In the entries below, how many lines hold the string "procent"? Give only the number.

-- Start of MATERIAL --

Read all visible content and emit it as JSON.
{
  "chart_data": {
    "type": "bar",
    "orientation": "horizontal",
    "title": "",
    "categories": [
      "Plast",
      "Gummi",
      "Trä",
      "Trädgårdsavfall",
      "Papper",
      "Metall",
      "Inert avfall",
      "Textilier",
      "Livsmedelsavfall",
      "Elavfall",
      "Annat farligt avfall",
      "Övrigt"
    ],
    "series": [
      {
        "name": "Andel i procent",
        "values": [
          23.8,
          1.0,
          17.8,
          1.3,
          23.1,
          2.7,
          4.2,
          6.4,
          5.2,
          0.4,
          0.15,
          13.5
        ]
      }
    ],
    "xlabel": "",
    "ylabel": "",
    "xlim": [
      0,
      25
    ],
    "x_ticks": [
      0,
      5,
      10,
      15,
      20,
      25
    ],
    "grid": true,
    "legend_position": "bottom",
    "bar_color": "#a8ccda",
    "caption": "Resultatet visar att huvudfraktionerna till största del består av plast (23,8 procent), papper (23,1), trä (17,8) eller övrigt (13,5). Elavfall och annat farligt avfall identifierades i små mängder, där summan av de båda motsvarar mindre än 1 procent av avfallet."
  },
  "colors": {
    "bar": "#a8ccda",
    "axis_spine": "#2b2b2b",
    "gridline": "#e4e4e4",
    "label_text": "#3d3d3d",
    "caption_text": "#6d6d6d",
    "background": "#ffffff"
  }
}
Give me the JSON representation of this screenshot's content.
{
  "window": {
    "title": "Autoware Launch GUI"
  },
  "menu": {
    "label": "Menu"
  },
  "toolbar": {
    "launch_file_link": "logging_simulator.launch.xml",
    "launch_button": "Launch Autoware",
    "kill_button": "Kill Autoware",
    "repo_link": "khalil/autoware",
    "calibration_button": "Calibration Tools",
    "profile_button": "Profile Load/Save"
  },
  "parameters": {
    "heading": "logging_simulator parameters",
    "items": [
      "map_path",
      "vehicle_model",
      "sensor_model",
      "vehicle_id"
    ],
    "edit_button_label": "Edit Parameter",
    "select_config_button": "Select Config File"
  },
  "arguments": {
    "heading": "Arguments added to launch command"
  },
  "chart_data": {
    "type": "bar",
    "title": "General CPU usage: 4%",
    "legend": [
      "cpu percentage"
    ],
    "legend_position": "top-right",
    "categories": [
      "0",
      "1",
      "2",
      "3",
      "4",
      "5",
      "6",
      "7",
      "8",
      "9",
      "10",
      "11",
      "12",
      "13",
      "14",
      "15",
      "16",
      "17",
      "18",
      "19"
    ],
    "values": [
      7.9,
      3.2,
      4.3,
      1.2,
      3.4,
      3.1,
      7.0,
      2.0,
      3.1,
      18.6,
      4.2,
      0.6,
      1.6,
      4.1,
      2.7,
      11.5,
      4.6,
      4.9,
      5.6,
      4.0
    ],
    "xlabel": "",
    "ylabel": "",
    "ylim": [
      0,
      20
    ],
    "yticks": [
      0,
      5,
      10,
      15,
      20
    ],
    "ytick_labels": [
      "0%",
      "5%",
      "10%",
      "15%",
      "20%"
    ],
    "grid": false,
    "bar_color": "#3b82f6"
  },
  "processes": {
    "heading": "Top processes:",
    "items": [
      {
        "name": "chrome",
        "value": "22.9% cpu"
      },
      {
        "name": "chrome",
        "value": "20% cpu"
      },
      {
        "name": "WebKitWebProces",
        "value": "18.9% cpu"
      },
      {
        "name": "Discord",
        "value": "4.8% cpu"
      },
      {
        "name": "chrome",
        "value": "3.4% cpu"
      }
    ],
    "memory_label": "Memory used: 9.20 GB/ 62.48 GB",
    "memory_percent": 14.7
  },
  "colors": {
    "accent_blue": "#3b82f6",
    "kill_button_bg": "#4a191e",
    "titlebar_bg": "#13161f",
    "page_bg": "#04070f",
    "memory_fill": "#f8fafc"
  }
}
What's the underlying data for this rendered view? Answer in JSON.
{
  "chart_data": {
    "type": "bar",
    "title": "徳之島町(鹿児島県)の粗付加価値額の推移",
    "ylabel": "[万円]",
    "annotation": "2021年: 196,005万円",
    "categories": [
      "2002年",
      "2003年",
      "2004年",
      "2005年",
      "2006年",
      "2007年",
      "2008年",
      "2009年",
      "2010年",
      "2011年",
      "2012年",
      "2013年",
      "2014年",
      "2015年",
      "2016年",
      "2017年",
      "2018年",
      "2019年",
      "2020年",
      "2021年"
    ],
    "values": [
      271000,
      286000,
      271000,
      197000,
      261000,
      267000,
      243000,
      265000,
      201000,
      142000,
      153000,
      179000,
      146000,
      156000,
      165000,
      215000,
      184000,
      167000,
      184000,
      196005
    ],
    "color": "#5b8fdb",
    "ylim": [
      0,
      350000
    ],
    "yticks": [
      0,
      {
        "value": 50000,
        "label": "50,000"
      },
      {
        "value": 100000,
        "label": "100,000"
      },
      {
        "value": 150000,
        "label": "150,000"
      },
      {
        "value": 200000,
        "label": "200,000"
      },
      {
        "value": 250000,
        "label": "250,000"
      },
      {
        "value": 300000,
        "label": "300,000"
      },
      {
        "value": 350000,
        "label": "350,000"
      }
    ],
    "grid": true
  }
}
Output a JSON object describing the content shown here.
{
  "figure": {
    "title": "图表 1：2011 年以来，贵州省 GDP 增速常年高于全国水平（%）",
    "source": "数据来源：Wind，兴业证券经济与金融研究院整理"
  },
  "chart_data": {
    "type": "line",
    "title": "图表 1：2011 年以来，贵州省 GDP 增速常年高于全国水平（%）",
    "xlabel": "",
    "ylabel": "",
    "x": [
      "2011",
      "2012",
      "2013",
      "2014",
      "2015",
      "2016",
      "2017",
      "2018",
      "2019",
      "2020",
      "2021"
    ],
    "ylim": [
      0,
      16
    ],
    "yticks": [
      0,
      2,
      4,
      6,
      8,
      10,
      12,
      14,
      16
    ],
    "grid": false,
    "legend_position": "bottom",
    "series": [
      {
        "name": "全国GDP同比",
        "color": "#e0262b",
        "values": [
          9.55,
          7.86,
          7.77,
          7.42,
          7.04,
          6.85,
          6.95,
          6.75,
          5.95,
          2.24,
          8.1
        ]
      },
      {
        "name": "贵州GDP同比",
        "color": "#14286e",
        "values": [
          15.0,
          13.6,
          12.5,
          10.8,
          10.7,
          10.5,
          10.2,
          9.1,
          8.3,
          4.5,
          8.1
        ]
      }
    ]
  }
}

-- End of MATERIAL --

▸ SOLUTION FOR THIS TASK
2